The request
Print the lines below verbatim, starting at the first line and ending at the line that contains "list-item-security-patch[interactable]: Android 安全补丁程序级别", including both.

Information given
● ● ● ●
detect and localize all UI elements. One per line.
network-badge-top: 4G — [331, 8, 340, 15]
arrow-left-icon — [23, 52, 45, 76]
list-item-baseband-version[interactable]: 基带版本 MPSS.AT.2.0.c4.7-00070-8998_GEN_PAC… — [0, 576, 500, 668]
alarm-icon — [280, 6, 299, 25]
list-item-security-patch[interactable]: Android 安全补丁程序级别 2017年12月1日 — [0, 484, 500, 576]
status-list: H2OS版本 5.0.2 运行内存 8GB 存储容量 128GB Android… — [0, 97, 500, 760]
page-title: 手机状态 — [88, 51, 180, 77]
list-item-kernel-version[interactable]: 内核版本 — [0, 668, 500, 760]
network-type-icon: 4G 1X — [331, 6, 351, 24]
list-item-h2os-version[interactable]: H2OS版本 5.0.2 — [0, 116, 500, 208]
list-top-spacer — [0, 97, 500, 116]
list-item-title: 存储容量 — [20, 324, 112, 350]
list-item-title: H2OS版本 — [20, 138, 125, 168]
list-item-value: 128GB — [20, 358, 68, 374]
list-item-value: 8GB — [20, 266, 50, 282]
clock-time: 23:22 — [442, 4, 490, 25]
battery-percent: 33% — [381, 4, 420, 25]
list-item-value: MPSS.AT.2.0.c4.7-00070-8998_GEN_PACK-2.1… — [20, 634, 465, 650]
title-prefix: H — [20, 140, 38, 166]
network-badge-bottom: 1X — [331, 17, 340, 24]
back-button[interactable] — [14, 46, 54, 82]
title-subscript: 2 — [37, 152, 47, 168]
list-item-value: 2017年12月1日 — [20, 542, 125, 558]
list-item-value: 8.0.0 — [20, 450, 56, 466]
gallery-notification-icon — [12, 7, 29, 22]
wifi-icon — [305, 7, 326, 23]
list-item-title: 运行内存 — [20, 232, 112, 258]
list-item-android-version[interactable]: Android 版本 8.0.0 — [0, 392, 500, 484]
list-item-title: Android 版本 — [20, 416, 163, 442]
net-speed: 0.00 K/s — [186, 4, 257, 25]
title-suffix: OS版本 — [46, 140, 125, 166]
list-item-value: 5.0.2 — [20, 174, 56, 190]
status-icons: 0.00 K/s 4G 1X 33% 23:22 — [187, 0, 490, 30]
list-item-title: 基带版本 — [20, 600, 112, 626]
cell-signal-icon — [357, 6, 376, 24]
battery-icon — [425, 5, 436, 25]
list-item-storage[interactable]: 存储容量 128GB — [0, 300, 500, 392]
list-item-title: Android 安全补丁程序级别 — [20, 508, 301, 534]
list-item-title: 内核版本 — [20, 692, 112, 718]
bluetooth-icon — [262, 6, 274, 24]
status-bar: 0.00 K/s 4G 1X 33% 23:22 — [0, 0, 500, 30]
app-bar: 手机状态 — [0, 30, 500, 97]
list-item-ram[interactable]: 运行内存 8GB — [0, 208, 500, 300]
● ● ● ●
Exercise solution
detect and localize all UI elements. One per line.
network-badge-top: 4G — [331, 8, 340, 15]
arrow-left-icon — [23, 52, 45, 76]
list-item-baseband-version[interactable]: 基带版本 MPSS.AT.2.0.c4.7-00070-8998_GEN_PAC… — [0, 576, 500, 668]
alarm-icon — [280, 6, 299, 25]
list-item-security-patch[interactable]: Android 安全补丁程序级别 2017年12月1日 — [0, 484, 500, 576]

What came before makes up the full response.